> _SHORT TASK_: Copy each line of the entries beneath that contains the word "from".

> _GIVEN RECORDS_:
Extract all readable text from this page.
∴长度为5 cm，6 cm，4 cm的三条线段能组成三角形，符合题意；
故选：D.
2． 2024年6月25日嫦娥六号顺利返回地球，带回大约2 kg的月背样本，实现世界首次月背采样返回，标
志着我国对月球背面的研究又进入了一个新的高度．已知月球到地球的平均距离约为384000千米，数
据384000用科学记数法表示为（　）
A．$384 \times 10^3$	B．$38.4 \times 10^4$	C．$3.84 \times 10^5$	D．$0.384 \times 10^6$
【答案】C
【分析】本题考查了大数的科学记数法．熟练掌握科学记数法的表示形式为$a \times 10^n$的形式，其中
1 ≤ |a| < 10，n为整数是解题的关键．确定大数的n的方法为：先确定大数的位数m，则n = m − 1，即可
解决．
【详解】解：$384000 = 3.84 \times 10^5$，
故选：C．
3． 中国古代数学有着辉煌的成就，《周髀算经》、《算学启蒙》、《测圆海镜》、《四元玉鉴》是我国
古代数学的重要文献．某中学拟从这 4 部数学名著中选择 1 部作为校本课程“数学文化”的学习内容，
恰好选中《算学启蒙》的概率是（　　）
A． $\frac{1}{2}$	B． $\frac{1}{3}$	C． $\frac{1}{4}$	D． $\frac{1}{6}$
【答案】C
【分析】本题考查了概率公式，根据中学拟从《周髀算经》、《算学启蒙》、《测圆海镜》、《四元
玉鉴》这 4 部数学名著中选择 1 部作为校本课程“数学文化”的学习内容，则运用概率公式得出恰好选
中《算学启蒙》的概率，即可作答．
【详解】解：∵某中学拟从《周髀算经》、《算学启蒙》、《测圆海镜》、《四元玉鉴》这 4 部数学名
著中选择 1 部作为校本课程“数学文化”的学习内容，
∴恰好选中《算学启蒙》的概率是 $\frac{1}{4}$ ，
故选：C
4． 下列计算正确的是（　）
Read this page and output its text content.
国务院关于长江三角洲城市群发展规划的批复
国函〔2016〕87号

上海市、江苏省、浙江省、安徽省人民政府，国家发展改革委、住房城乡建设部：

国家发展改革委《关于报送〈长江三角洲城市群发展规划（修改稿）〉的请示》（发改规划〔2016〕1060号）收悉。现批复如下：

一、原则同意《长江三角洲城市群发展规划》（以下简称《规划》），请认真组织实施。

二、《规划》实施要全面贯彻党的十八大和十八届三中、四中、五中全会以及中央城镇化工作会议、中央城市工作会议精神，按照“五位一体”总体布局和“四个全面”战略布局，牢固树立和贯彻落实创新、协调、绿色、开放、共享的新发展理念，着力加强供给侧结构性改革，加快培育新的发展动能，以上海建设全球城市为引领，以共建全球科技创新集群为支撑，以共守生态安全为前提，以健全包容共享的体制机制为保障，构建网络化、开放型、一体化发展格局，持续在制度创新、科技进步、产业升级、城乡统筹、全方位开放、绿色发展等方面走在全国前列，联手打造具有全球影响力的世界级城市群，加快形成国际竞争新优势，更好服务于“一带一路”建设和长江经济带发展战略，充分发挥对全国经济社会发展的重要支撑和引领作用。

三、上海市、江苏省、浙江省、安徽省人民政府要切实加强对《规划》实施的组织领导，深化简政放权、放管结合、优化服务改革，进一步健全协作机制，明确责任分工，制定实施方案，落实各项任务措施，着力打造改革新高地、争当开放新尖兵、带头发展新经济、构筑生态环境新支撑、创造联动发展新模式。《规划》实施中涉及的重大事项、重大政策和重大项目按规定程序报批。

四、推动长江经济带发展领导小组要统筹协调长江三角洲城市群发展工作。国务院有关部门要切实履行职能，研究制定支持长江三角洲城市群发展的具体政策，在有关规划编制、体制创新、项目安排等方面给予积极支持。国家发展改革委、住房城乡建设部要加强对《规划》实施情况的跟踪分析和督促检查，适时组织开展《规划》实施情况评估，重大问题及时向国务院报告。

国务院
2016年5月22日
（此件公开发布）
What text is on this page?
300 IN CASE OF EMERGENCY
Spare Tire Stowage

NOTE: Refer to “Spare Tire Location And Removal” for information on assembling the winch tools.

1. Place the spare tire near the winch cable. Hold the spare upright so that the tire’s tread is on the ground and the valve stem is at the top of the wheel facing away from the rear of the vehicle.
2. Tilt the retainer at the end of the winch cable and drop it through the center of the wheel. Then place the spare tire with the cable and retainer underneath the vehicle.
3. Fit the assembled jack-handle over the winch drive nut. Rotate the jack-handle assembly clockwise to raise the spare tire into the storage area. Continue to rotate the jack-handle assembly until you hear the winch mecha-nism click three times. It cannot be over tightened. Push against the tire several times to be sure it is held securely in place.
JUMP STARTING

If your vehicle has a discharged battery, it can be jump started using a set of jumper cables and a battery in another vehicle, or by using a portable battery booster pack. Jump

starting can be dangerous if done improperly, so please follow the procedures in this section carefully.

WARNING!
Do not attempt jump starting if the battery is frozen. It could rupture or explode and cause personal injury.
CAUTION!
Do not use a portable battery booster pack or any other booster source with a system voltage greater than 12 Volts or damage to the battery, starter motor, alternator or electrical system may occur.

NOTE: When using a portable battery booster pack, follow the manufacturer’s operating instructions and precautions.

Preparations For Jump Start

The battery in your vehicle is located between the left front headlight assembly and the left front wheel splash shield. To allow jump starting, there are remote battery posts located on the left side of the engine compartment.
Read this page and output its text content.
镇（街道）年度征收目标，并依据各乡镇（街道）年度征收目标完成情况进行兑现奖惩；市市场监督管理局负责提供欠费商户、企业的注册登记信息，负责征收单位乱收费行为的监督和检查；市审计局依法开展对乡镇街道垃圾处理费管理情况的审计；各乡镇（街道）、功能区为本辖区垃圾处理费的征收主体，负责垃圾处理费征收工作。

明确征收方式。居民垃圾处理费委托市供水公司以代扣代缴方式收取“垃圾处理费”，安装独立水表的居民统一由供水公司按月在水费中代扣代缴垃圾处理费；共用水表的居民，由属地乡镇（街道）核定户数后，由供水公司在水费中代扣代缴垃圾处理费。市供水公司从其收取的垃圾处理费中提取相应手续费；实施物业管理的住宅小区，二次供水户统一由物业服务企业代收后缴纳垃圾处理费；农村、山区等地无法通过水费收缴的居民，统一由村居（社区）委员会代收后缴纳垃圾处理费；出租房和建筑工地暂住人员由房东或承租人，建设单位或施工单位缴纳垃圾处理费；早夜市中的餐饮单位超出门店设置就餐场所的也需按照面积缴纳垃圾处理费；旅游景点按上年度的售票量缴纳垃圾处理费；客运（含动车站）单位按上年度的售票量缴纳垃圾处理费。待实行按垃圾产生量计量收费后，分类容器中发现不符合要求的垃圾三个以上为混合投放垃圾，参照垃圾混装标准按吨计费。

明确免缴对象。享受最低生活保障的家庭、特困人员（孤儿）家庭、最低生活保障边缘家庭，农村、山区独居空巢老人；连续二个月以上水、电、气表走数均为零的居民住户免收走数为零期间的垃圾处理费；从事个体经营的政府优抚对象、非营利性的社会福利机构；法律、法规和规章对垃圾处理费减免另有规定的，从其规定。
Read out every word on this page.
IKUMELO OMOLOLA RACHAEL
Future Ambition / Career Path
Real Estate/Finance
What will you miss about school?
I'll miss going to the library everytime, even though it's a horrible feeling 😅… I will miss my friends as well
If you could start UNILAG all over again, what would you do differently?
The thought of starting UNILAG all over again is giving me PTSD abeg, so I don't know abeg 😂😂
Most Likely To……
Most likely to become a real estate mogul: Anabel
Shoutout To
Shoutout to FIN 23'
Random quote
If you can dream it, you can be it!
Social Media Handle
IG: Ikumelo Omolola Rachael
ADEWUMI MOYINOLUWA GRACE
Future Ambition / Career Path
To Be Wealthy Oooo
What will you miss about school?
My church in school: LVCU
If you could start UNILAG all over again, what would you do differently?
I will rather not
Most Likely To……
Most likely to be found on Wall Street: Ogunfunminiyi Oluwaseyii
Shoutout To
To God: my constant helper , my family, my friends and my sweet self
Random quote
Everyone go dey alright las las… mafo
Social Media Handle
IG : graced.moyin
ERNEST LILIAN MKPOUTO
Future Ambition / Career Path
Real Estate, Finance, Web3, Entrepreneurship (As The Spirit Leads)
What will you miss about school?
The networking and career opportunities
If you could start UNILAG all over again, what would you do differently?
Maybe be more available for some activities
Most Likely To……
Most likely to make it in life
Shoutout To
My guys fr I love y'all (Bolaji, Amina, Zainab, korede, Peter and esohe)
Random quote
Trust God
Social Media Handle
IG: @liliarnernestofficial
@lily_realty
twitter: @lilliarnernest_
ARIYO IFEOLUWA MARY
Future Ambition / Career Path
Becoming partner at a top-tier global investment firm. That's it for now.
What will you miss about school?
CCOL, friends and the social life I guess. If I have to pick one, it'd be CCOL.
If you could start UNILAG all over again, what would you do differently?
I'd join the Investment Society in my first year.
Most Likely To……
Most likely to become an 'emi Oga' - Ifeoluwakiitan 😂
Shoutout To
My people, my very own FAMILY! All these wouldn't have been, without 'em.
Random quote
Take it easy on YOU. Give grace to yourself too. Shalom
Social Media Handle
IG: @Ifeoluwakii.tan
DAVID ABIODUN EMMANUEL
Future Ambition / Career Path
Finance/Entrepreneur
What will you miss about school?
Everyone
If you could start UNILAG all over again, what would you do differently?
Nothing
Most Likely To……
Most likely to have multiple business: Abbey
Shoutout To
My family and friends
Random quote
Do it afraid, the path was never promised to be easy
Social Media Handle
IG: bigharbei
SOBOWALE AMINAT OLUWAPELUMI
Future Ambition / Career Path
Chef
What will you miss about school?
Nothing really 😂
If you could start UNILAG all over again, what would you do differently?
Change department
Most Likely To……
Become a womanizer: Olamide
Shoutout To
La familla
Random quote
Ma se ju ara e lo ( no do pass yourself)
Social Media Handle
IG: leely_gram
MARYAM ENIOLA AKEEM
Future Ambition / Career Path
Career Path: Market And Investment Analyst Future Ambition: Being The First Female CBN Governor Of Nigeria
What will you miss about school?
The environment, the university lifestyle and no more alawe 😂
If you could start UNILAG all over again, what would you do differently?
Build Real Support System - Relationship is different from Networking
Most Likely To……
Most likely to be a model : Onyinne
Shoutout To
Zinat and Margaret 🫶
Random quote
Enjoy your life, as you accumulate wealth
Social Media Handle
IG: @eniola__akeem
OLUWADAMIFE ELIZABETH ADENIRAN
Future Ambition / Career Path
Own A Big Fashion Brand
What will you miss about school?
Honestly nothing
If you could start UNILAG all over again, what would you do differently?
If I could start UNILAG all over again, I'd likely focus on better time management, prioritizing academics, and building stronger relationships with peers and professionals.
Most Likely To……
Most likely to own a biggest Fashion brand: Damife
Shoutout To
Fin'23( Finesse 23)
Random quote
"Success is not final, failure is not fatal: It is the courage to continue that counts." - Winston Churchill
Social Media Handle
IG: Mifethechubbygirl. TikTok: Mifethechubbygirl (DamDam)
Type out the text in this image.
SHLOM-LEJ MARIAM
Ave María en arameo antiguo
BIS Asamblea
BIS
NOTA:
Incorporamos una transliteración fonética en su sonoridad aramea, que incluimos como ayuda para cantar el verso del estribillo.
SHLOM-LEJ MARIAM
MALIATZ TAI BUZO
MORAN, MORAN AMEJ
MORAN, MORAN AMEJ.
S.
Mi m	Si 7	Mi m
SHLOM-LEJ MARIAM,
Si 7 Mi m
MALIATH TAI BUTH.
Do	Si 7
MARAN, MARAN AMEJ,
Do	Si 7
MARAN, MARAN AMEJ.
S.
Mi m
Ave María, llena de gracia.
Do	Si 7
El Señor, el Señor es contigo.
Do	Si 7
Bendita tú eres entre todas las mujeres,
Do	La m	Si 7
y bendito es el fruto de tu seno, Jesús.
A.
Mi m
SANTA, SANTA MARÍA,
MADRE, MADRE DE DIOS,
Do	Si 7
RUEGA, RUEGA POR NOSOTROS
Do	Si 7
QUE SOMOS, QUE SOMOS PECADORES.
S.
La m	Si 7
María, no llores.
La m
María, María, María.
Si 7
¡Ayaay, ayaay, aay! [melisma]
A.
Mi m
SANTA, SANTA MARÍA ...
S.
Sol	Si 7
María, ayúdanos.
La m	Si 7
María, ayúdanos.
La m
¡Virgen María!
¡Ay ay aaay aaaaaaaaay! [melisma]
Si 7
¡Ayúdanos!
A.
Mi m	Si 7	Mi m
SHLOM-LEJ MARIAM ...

> _THE REPLY_:
Extract all readable text from this page.
1. Place the spare tire near the winch cable. Hold the spare upright so that the tire’s tread is on the ground and the valve stem is at the top of the wheel facing away from the rear of the vehicle.
Build Real Support System - Relationship is different from Networking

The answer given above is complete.